Extracted records
┌──

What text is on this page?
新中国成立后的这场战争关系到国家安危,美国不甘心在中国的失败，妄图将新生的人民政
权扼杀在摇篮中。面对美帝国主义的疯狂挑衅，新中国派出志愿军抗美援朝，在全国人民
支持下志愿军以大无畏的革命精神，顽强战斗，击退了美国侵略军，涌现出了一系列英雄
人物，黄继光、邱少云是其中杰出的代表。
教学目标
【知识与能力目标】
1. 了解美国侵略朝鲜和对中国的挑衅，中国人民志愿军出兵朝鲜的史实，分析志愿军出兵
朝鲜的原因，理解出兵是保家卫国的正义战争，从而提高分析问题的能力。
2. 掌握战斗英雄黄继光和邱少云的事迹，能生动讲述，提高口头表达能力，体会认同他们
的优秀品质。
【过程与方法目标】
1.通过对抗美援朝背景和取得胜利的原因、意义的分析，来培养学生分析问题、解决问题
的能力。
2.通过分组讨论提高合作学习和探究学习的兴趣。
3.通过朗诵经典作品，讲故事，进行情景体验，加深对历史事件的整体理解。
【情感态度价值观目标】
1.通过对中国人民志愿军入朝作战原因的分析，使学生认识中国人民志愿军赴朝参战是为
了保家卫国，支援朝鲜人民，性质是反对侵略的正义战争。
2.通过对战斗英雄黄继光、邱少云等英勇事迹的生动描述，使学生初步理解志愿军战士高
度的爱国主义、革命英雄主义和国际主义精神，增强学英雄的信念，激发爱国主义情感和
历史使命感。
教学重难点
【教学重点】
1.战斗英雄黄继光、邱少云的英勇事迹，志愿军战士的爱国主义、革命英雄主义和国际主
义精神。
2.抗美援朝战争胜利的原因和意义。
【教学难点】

└──

Extract the whole listing, character for character.

What text is on this page?
新中国成立后的这场战争关系到国家安危,美国不甘心在中国的失败，妄图将新生的人民政
权扼杀在摇篮中。面对美帝国主义的疯狂挑衅，新中国派出志愿军抗美援朝，在全国人民
支持下志愿军以大无畏的革命精神，顽强战斗，击退了美国侵略军，涌现出了一系列英雄
人物，黄继光、邱少云是其中杰出的代表。
教学目标
【知识与能力目标】
1. 了解美国侵略朝鲜和对中国的挑衅，中国人民志愿军出兵朝鲜的史实，分析志愿军出兵
朝鲜的原因，理解出兵是保家卫国的正义战争，从而提高分析问题的能力。
2. 掌握战斗英雄黄继光和邱少云的事迹，能生动讲述，提高口头表达能力，体会认同他们
的优秀品质。
【过程与方法目标】
1.通过对抗美援朝背景和取得胜利的原因、意义的分析，来培养学生分析问题、解决问题
的能力。
2.通过分组讨论提高合作学习和探究学习的兴趣。
3.通过朗诵经典作品，讲故事，进行情景体验，加深对历史事件的整体理解。
【情感态度价值观目标】
1.通过对中国人民志愿军入朝作战原因的分析，使学生认识中国人民志愿军赴朝参战是为
了保家卫国，支援朝鲜人民，性质是反对侵略的正义战争。
2.通过对战斗英雄黄继光、邱少云等英勇事迹的生动描述，使学生初步理解志愿军战士高
度的爱国主义、革命英雄主义和国际主义精神，增强学英雄的信念，激发爱国主义情感和
历史使命感。
教学重难点
【教学重点】
1.战斗英雄黄继光、邱少云的英勇事迹，志愿军战士的爱国主义、革命英雄主义和国际主
义精神。
2.抗美援朝战争胜利的原因和意义。
【教学难点】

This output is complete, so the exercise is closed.